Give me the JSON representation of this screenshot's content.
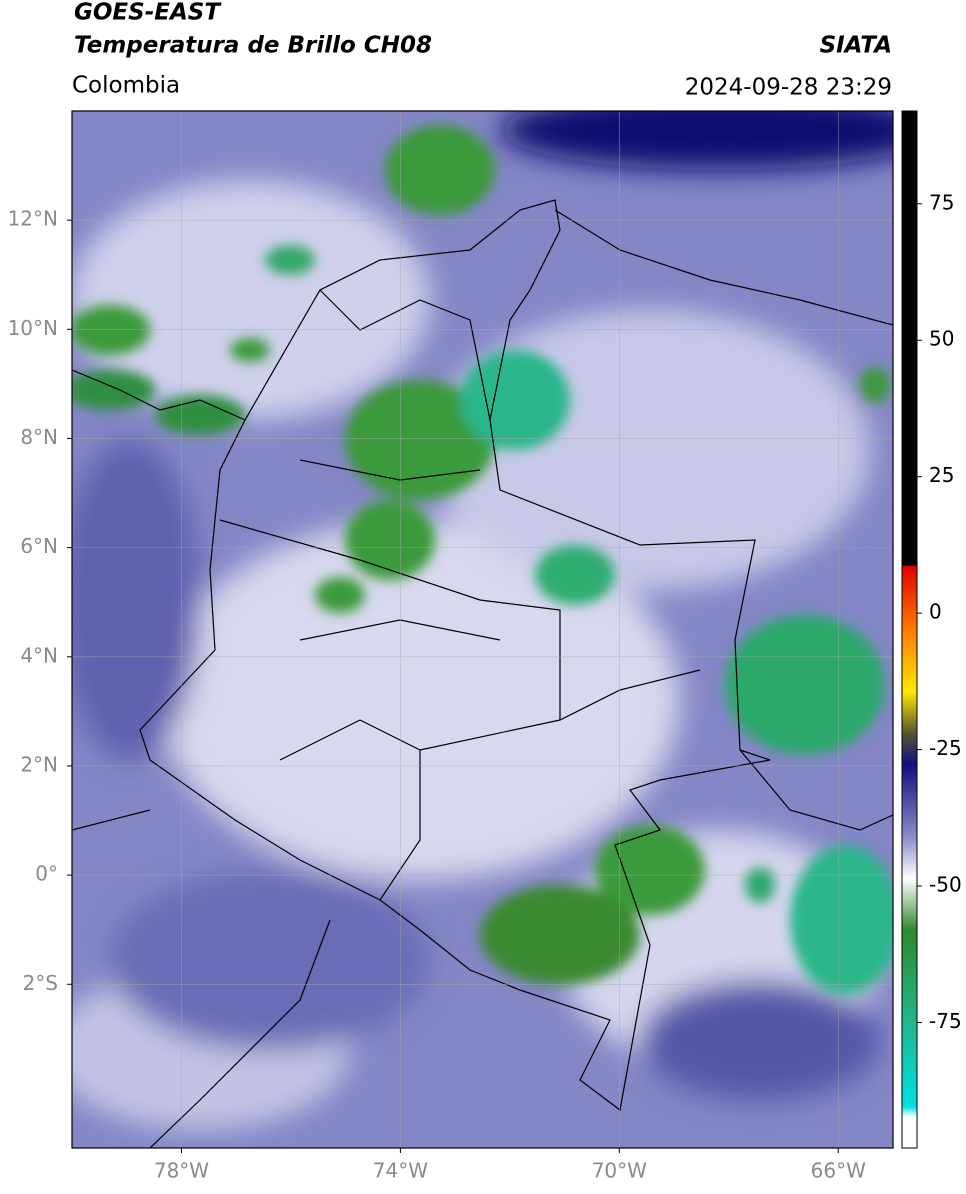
{
  "header": {
    "title": "GOES-EAST",
    "subtitle": "Temperatura de Brillo CH08",
    "source": "SIATA",
    "region": "Colombia",
    "timestamp": "2024-09-28 23:29"
  },
  "map": {
    "xlim": [
      -80,
      -65
    ],
    "ylim": [
      -5,
      14
    ],
    "xticks": [
      {
        "value": -78,
        "label": "78°W"
      },
      {
        "value": -74,
        "label": "74°W"
      },
      {
        "value": -70,
        "label": "70°W"
      },
      {
        "value": -66,
        "label": "66°W"
      }
    ],
    "yticks": [
      {
        "value": 12,
        "label": "12°N"
      },
      {
        "value": 10,
        "label": "10°N"
      },
      {
        "value": 8,
        "label": "8°N"
      },
      {
        "value": 6,
        "label": "6°N"
      },
      {
        "value": 4,
        "label": "4°N"
      },
      {
        "value": 2,
        "label": "2°N"
      },
      {
        "value": 0,
        "label": "0°"
      },
      {
        "value": -2,
        "label": "2°S"
      }
    ],
    "grid": true
  },
  "colorbar": {
    "lim": [
      -98,
      92
    ],
    "ticks": [
      75,
      50,
      25,
      0,
      -25,
      -50,
      -75
    ]
  }
}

Aim:
Reproduce the full listing above verbatim, with no pictures included.

The answer:
Give me the JSON representation of this screenshot's content.
{
  "header": {
    "title": "GOES-EAST",
    "subtitle": "Temperatura de Brillo CH08",
    "source": "SIATA",
    "region": "Colombia",
    "timestamp": "2024-09-28 23:29"
  },
  "map": {
    "xlim": [
      -80,
      -65
    ],
    "ylim": [
      -5,
      14
    ],
    "xticks": [
      {
        "value": -78,
        "label": "78°W"
      },
      {
        "value": -74,
        "label": "74°W"
      },
      {
        "value": -70,
        "label": "70°W"
      },
      {
        "value": -66,
        "label": "66°W"
      }
    ],
    "yticks": [
      {
        "value": 12,
        "label": "12°N"
      },
      {
        "value": 10,
        "label": "10°N"
      },
      {
        "value": 8,
        "label": "8°N"
      },
      {
        "value": 6,
        "label": "6°N"
      },
      {
        "value": 4,
        "label": "4°N"
      },
      {
        "value": 2,
        "label": "2°N"
      },
      {
        "value": 0,
        "label": "0°"
      },
      {
        "value": -2,
        "label": "2°S"
      }
    ],
    "grid": true
  },
  "colorbar": {
    "lim": [
      -98,
      92
    ],
    "ticks": [
      75,
      50,
      25,
      0,
      -25,
      -50,
      -75
    ]
  }
}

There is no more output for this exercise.